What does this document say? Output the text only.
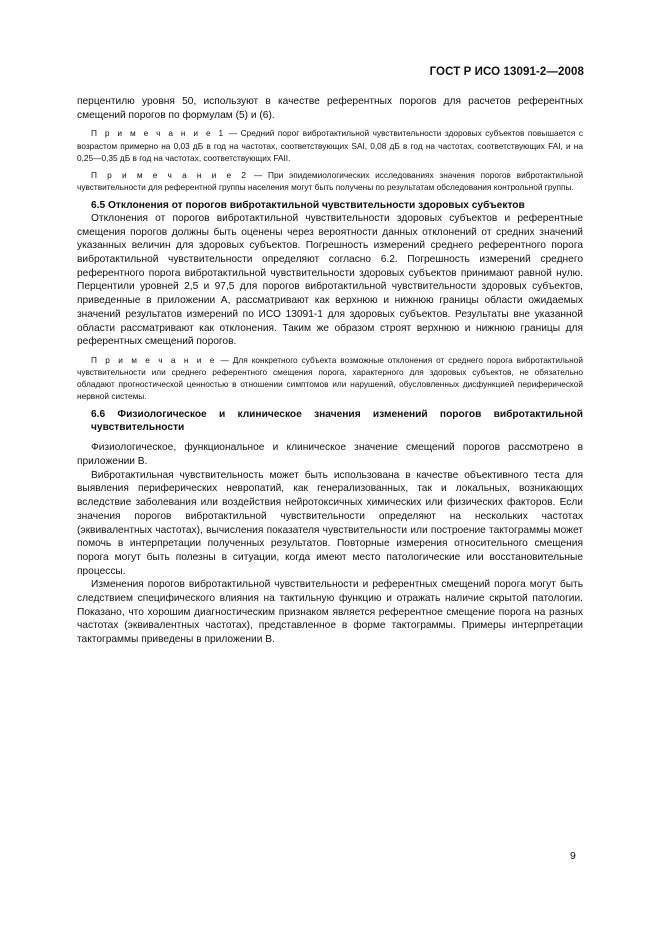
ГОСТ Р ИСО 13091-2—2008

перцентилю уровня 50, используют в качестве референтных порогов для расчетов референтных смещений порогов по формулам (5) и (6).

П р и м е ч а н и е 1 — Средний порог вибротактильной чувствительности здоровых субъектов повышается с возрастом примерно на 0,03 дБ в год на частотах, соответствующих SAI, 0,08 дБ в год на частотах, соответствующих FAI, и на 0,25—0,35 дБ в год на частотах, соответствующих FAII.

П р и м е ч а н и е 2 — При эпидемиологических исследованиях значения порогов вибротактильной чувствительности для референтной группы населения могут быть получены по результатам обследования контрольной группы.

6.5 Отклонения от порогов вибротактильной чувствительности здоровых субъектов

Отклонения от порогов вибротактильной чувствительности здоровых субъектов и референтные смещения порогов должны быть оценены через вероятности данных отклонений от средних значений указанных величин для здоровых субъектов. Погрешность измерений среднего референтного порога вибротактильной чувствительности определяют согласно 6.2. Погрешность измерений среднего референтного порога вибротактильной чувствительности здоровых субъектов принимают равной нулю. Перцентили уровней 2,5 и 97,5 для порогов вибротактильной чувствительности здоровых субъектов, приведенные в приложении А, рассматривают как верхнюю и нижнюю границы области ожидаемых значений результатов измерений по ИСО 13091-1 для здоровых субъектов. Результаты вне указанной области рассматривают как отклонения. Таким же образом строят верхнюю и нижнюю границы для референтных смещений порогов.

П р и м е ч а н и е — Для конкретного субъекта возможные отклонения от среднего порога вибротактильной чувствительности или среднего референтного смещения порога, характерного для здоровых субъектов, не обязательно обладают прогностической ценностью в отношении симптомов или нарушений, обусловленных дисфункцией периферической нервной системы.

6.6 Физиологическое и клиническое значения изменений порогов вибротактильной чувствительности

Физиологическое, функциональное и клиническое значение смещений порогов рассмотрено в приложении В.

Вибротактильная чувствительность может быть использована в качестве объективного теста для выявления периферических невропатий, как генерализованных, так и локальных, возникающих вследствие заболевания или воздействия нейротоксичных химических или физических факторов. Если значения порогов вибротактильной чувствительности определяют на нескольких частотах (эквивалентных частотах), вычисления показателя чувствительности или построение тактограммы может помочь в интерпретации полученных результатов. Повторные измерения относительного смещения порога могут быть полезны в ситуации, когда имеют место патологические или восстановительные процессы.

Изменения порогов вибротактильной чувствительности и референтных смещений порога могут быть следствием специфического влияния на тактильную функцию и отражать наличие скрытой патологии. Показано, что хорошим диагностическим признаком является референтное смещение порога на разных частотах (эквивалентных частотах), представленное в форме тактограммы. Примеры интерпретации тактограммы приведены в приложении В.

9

• STATED TASK:
Transcribe the listing in full and omit the pictures.

• FINISHED EXERCISE:
What does this document say? Output the text only.
ГОСТ Р ИСО 13091-2—2008

перцентилю уровня 50, используют в качестве референтных порогов для расчетов референтных смещений порогов по формулам (5) и (6).

П р и м е ч а н и е 1 — Средний порог вибротактильной чувствительности здоровых субъектов повышается с возрастом примерно на 0,03 дБ в год на частотах, соответствующих SAI, 0,08 дБ в год на частотах, соответствующих FAI, и на 0,25—0,35 дБ в год на частотах, соответствующих FAII.

П р и м е ч а н и е 2 — При эпидемиологических исследованиях значения порогов вибротактильной чувствительности для референтной группы населения могут быть получены по результатам обследования контрольной группы.

6.5 Отклонения от порогов вибротактильной чувствительности здоровых субъектов

Отклонения от порогов вибротактильной чувствительности здоровых субъектов и референтные смещения порогов должны быть оценены через вероятности данных отклонений от средних значений указанных величин для здоровых субъектов. Погрешность измерений среднего референтного порога вибротактильной чувствительности определяют согласно 6.2. Погрешность измерений среднего референтного порога вибротактильной чувствительности здоровых субъектов принимают равной нулю. Перцентили уровней 2,5 и 97,5 для порогов вибротактильной чувствительности здоровых субъектов, приведенные в приложении А, рассматривают как верхнюю и нижнюю границы области ожидаемых значений результатов измерений по ИСО 13091-1 для здоровых субъектов. Результаты вне указанной области рассматривают как отклонения. Таким же образом строят верхнюю и нижнюю границы для референтных смещений порогов.

П р и м е ч а н и е — Для конкретного субъекта возможные отклонения от среднего порога вибротактильной чувствительности или среднего референтного смещения порога, характерного для здоровых субъектов, не обязательно обладают прогностической ценностью в отношении симптомов или нарушений, обусловленных дисфункцией периферической нервной системы.

6.6 Физиологическое и клиническое значения изменений порогов вибротактильной чувствительности

Физиологическое, функциональное и клиническое значение смещений порогов рассмотрено в приложении В.

Вибротактильная чувствительность может быть использована в качестве объективного теста для выявления периферических невропатий, как генерализованных, так и локальных, возникающих вследствие заболевания или воздействия нейротоксичных химических или физических факторов. Если значения порогов вибротактильной чувствительности определяют на нескольких частотах (эквивалентных частотах), вычисления показателя чувствительности или построение тактограммы может помочь в интерпретации полученных результатов. Повторные измерения относительного смещения порога могут быть полезны в ситуации, когда имеют место патологические или восстановительные процессы.

Изменения порогов вибротактильной чувствительности и референтных смещений порога могут быть следствием специфического влияния на тактильную функцию и отражать наличие скрытой патологии. Показано, что хорошим диагностическим признаком является референтное смещение порога на разных частотах (эквивалентных частотах), представленное в форме тактограммы. Примеры интерпретации тактограммы приведены в приложении В.

9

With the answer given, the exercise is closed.